Given exercise
From the material below, copy out every line that contains the word "inwestycje".

## START Dataset rows

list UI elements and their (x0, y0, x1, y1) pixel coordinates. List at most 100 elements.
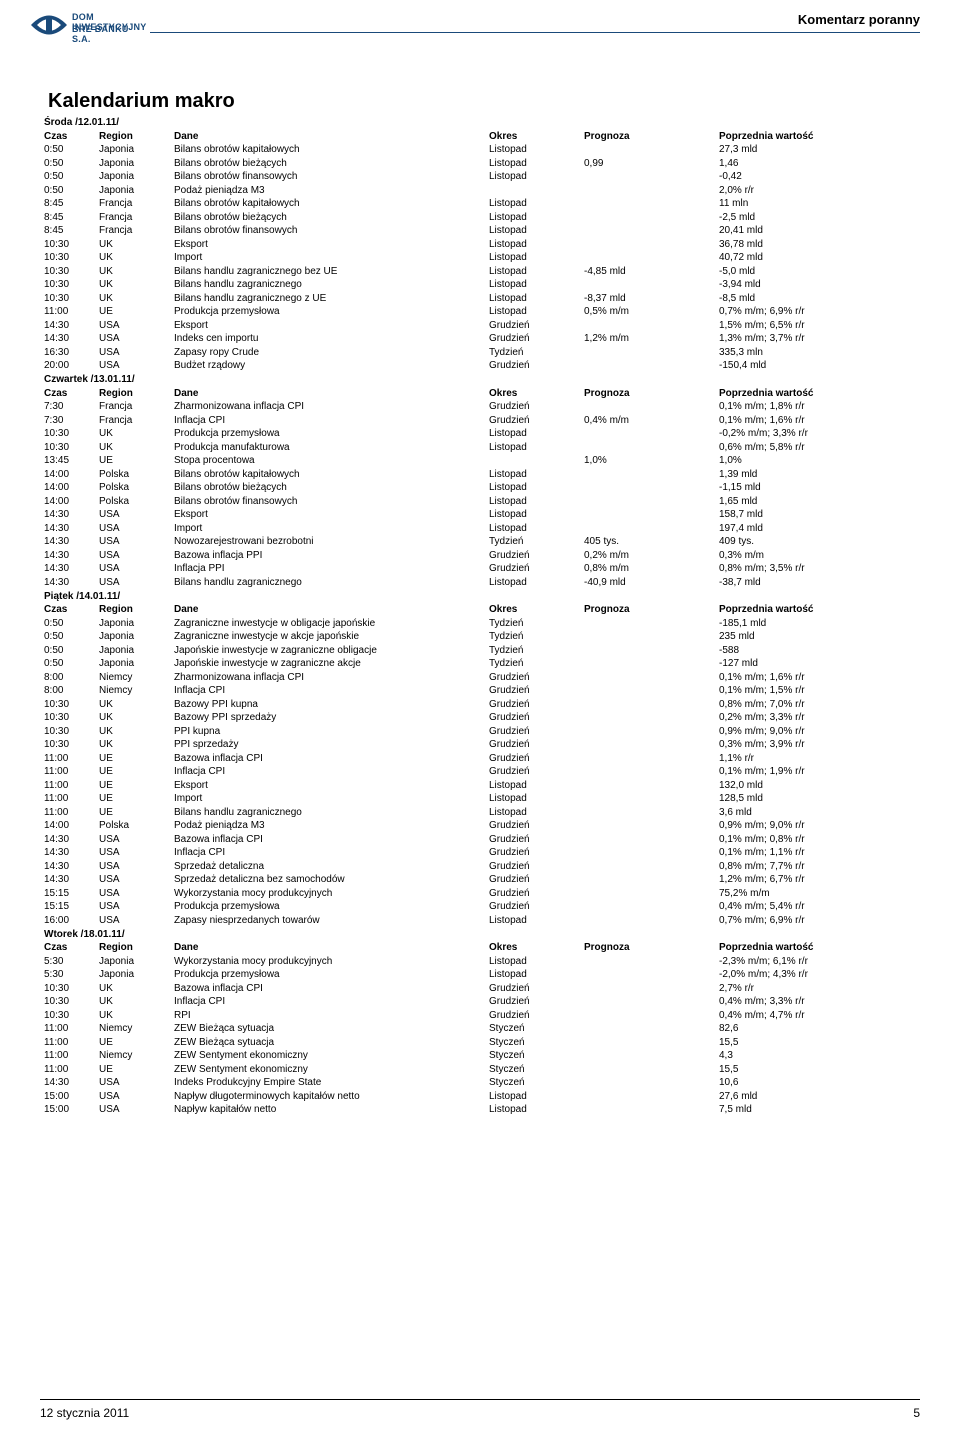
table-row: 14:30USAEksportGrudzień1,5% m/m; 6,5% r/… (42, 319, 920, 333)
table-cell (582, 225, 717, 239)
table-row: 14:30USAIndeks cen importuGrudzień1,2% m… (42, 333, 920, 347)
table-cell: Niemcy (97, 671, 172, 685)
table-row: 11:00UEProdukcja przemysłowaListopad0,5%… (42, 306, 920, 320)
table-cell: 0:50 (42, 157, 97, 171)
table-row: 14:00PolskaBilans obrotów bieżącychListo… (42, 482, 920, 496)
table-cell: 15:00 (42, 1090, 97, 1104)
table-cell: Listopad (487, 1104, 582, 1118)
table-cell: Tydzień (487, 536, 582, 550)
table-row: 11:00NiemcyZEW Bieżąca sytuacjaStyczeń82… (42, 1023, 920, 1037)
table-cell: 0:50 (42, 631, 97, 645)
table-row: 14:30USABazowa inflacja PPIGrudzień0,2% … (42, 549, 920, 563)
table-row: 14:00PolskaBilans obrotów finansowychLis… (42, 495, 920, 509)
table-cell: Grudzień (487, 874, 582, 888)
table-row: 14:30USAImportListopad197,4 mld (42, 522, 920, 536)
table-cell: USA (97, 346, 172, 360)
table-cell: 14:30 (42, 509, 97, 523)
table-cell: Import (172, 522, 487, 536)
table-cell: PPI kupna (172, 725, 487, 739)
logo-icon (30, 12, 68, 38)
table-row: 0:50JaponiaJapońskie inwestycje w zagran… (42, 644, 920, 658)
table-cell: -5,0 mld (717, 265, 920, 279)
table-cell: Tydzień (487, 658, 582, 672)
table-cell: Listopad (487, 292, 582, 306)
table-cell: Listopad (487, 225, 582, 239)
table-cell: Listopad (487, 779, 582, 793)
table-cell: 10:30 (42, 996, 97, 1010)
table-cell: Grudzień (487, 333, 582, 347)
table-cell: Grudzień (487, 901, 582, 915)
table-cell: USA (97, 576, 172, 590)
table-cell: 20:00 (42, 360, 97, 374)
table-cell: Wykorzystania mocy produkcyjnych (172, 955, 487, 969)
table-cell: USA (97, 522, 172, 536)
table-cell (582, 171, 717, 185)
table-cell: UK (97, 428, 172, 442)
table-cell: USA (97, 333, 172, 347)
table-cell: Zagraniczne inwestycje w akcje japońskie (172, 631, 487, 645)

## END Dataset rows

Right answer
table-row: 0:50JaponiaJapońskie inwestycje w zagran… (42, 644, 920, 658)
table-cell: Zagraniczne inwestycje w akcje japońskie (172, 631, 487, 645)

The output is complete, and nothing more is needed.